§ **GOAL OF THE EXERCISE**
Sift the material for lines containing "JSON", and return them.

§ **MATERIAL FOR THIS TASK**
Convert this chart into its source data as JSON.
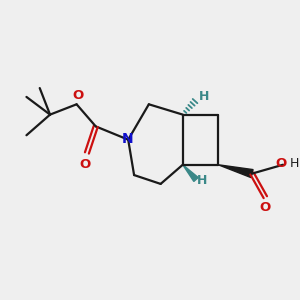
{
  "background_color": "#efefef",
  "bond_color": "#1a1a1a",
  "N_color": "#1010cc",
  "O_color": "#cc1010",
  "stereo_H_color": "#3a8888",
  "fig_w": 3.0,
  "fig_h": 3.0,
  "dpi": 100,
  "xlim": [
    0,
    10
  ],
  "ylim": [
    0,
    10
  ],
  "lw": 1.6,
  "lw_wedge_cooh": 2.0,
  "lw_stereo": 1.4
}
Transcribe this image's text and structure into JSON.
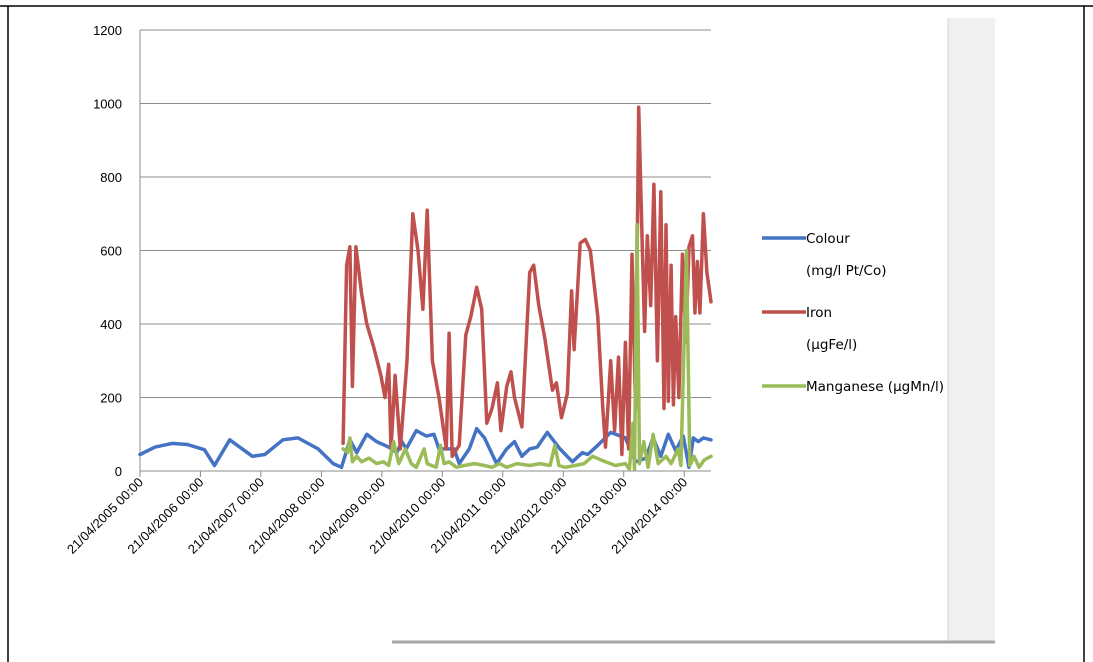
{
  "chart_data": {
    "type": "line",
    "title": "",
    "xlabel": "",
    "ylabel": "",
    "ylim": [
      0,
      1200
    ],
    "y_ticks": [
      "0",
      "200",
      "400",
      "600",
      "800",
      "1000",
      "1200"
    ],
    "x_range": [
      "2005-04-21",
      "2014-09-30"
    ],
    "x_ticks": [
      {
        "date": "2005-04-21",
        "label": "21/04/2005 00:00"
      },
      {
        "date": "2006-04-21",
        "label": "21/04/2006 00:00"
      },
      {
        "date": "2007-04-21",
        "label": "21/04/2007 00:00"
      },
      {
        "date": "2008-04-21",
        "label": "21/04/2008 00:00"
      },
      {
        "date": "2009-04-21",
        "label": "21/04/2009 00:00"
      },
      {
        "date": "2010-04-21",
        "label": "21/04/2010 00:00"
      },
      {
        "date": "2011-04-21",
        "label": "21/04/2011 00:00"
      },
      {
        "date": "2012-04-21",
        "label": "21/04/2012 00:00"
      },
      {
        "date": "2013-04-21",
        "label": "21/04/2013 00:00"
      },
      {
        "date": "2014-04-21",
        "label": "21/04/2014 00:00"
      }
    ],
    "grid": true,
    "legend_position": "right",
    "series": [
      {
        "name_lines": [
          "Colour",
          "(mg/l Pt/Co)"
        ],
        "color": "#4472c4",
        "points": [
          [
            "2005-04-21",
            45
          ],
          [
            "2005-07-21",
            65
          ],
          [
            "2005-11-01",
            75
          ],
          [
            "2006-02-01",
            72
          ],
          [
            "2006-05-15",
            58
          ],
          [
            "2006-07-15",
            15
          ],
          [
            "2006-10-15",
            85
          ],
          [
            "2007-03-01",
            40
          ],
          [
            "2007-05-15",
            45
          ],
          [
            "2007-09-01",
            85
          ],
          [
            "2007-12-01",
            90
          ],
          [
            "2008-04-01",
            60
          ],
          [
            "2008-07-01",
            20
          ],
          [
            "2008-08-20",
            10
          ],
          [
            "2008-10-10",
            85
          ],
          [
            "2008-11-20",
            50
          ],
          [
            "2009-01-20",
            100
          ],
          [
            "2009-03-20",
            80
          ],
          [
            "2009-06-01",
            65
          ],
          [
            "2009-07-20",
            50
          ],
          [
            "2009-08-20",
            80
          ],
          [
            "2009-09-15",
            60
          ],
          [
            "2009-11-15",
            110
          ],
          [
            "2010-01-15",
            95
          ],
          [
            "2010-03-01",
            100
          ],
          [
            "2010-04-01",
            60
          ],
          [
            "2010-07-01",
            60
          ],
          [
            "2010-08-01",
            20
          ],
          [
            "2010-10-01",
            60
          ],
          [
            "2010-11-15",
            115
          ],
          [
            "2011-01-01",
            90
          ],
          [
            "2011-03-15",
            20
          ],
          [
            "2011-05-15",
            60
          ],
          [
            "2011-07-01",
            80
          ],
          [
            "2011-08-15",
            40
          ],
          [
            "2011-10-01",
            60
          ],
          [
            "2011-11-15",
            65
          ],
          [
            "2012-01-15",
            105
          ],
          [
            "2012-04-01",
            60
          ],
          [
            "2012-06-15",
            25
          ],
          [
            "2012-08-15",
            50
          ],
          [
            "2012-09-15",
            45
          ],
          [
            "2012-11-15",
            70
          ],
          [
            "2013-02-01",
            105
          ],
          [
            "2013-05-01",
            90
          ],
          [
            "2013-07-01",
            25
          ],
          [
            "2013-09-01",
            35
          ],
          [
            "2013-10-15",
            90
          ],
          [
            "2013-12-01",
            40
          ],
          [
            "2014-01-15",
            100
          ],
          [
            "2014-03-01",
            55
          ],
          [
            "2014-04-15",
            95
          ],
          [
            "2014-05-20",
            10
          ],
          [
            "2014-06-15",
            90
          ],
          [
            "2014-07-15",
            80
          ],
          [
            "2014-08-15",
            90
          ],
          [
            "2014-09-30",
            85
          ]
        ]
      },
      {
        "name_lines": [
          "Iron",
          "(µgFe/l)"
        ],
        "color": "#c0504d",
        "points": [
          [
            "2008-08-30",
            75
          ],
          [
            "2008-09-20",
            560
          ],
          [
            "2008-10-10",
            610
          ],
          [
            "2008-10-25",
            230
          ],
          [
            "2008-11-15",
            610
          ],
          [
            "2008-12-20",
            480
          ],
          [
            "2009-01-20",
            400
          ],
          [
            "2009-03-01",
            340
          ],
          [
            "2009-04-15",
            260
          ],
          [
            "2009-05-10",
            200
          ],
          [
            "2009-06-01",
            290
          ],
          [
            "2009-06-15",
            60
          ],
          [
            "2009-07-10",
            260
          ],
          [
            "2009-08-10",
            60
          ],
          [
            "2009-09-20",
            300
          ],
          [
            "2009-10-25",
            700
          ],
          [
            "2009-11-25",
            600
          ],
          [
            "2009-12-25",
            440
          ],
          [
            "2010-01-20",
            710
          ],
          [
            "2010-02-20",
            300
          ],
          [
            "2010-04-01",
            200
          ],
          [
            "2010-05-15",
            60
          ],
          [
            "2010-06-01",
            375
          ],
          [
            "2010-06-20",
            40
          ],
          [
            "2010-08-01",
            70
          ],
          [
            "2010-09-10",
            370
          ],
          [
            "2010-10-10",
            420
          ],
          [
            "2010-11-15",
            500
          ],
          [
            "2010-12-15",
            440
          ],
          [
            "2011-01-15",
            130
          ],
          [
            "2011-02-15",
            170
          ],
          [
            "2011-03-20",
            240
          ],
          [
            "2011-04-10",
            110
          ],
          [
            "2011-05-15",
            230
          ],
          [
            "2011-06-10",
            270
          ],
          [
            "2011-07-01",
            200
          ],
          [
            "2011-08-15",
            120
          ],
          [
            "2011-10-01",
            540
          ],
          [
            "2011-10-25",
            560
          ],
          [
            "2011-11-25",
            450
          ],
          [
            "2012-01-01",
            360
          ],
          [
            "2012-02-15",
            220
          ],
          [
            "2012-03-10",
            240
          ],
          [
            "2012-04-10",
            145
          ],
          [
            "2012-05-15",
            210
          ],
          [
            "2012-06-10",
            490
          ],
          [
            "2012-06-25",
            330
          ],
          [
            "2012-08-01",
            620
          ],
          [
            "2012-09-01",
            630
          ],
          [
            "2012-10-01",
            600
          ],
          [
            "2012-11-15",
            420
          ],
          [
            "2012-12-15",
            175
          ],
          [
            "2013-01-01",
            65
          ],
          [
            "2013-02-01",
            300
          ],
          [
            "2013-02-25",
            110
          ],
          [
            "2013-03-20",
            310
          ],
          [
            "2013-04-10",
            45
          ],
          [
            "2013-05-01",
            350
          ],
          [
            "2013-05-20",
            60
          ],
          [
            "2013-06-10",
            590
          ],
          [
            "2013-07-01",
            170
          ],
          [
            "2013-07-20",
            990
          ],
          [
            "2013-08-10",
            630
          ],
          [
            "2013-08-25",
            380
          ],
          [
            "2013-09-10",
            640
          ],
          [
            "2013-10-01",
            450
          ],
          [
            "2013-10-20",
            780
          ],
          [
            "2013-11-10",
            300
          ],
          [
            "2013-12-01",
            760
          ],
          [
            "2013-12-20",
            170
          ],
          [
            "2014-01-01",
            670
          ],
          [
            "2014-01-15",
            190
          ],
          [
            "2014-02-01",
            560
          ],
          [
            "2014-02-15",
            180
          ],
          [
            "2014-03-01",
            420
          ],
          [
            "2014-03-20",
            200
          ],
          [
            "2014-04-10",
            590
          ],
          [
            "2014-05-01",
            350
          ],
          [
            "2014-05-20",
            610
          ],
          [
            "2014-06-10",
            640
          ],
          [
            "2014-06-25",
            430
          ],
          [
            "2014-07-10",
            570
          ],
          [
            "2014-07-25",
            430
          ],
          [
            "2014-08-15",
            700
          ],
          [
            "2014-09-05",
            540
          ],
          [
            "2014-09-30",
            460
          ]
        ]
      },
      {
        "name_lines": [
          "Manganese (µgMn/l)"
        ],
        "color": "#9bbb59",
        "points": [
          [
            "2008-08-30",
            60
          ],
          [
            "2008-09-25",
            50
          ],
          [
            "2008-10-10",
            90
          ],
          [
            "2008-10-25",
            25
          ],
          [
            "2008-11-20",
            40
          ],
          [
            "2008-12-20",
            25
          ],
          [
            "2009-02-01",
            35
          ],
          [
            "2009-03-20",
            20
          ],
          [
            "2009-05-01",
            25
          ],
          [
            "2009-06-01",
            15
          ],
          [
            "2009-07-01",
            80
          ],
          [
            "2009-08-01",
            20
          ],
          [
            "2009-09-10",
            60
          ],
          [
            "2009-10-15",
            20
          ],
          [
            "2009-11-15",
            10
          ],
          [
            "2010-01-01",
            60
          ],
          [
            "2010-01-20",
            20
          ],
          [
            "2010-02-15",
            15
          ],
          [
            "2010-03-15",
            10
          ],
          [
            "2010-04-10",
            70
          ],
          [
            "2010-05-01",
            20
          ],
          [
            "2010-06-01",
            25
          ],
          [
            "2010-07-15",
            10
          ],
          [
            "2010-09-01",
            15
          ],
          [
            "2010-11-01",
            20
          ],
          [
            "2011-01-01",
            15
          ],
          [
            "2011-02-15",
            10
          ],
          [
            "2011-04-01",
            20
          ],
          [
            "2011-05-15",
            10
          ],
          [
            "2011-07-15",
            20
          ],
          [
            "2011-10-01",
            15
          ],
          [
            "2011-12-01",
            20
          ],
          [
            "2012-02-01",
            15
          ],
          [
            "2012-03-01",
            70
          ],
          [
            "2012-03-25",
            15
          ],
          [
            "2012-05-01",
            10
          ],
          [
            "2012-07-01",
            15
          ],
          [
            "2012-08-25",
            20
          ],
          [
            "2012-10-15",
            40
          ],
          [
            "2013-01-01",
            25
          ],
          [
            "2013-03-01",
            15
          ],
          [
            "2013-05-01",
            20
          ],
          [
            "2013-05-25",
            5
          ],
          [
            "2013-06-15",
            130
          ],
          [
            "2013-06-25",
            5
          ],
          [
            "2013-07-10",
            670
          ],
          [
            "2013-07-25",
            20
          ],
          [
            "2013-08-20",
            80
          ],
          [
            "2013-09-15",
            10
          ],
          [
            "2013-10-15",
            100
          ],
          [
            "2013-11-15",
            20
          ],
          [
            "2014-01-01",
            40
          ],
          [
            "2014-02-01",
            20
          ],
          [
            "2014-03-15",
            60
          ],
          [
            "2014-04-01",
            15
          ],
          [
            "2014-05-05",
            600
          ],
          [
            "2014-05-25",
            15
          ],
          [
            "2014-06-20",
            40
          ],
          [
            "2014-07-20",
            10
          ],
          [
            "2014-08-20",
            30
          ],
          [
            "2014-09-30",
            40
          ]
        ]
      }
    ]
  }
}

§ **SOLUTION FOR THIS PROBLEM**
Convert this chart into its source data as JSON.
Transcribe this image's text and structure into JSON.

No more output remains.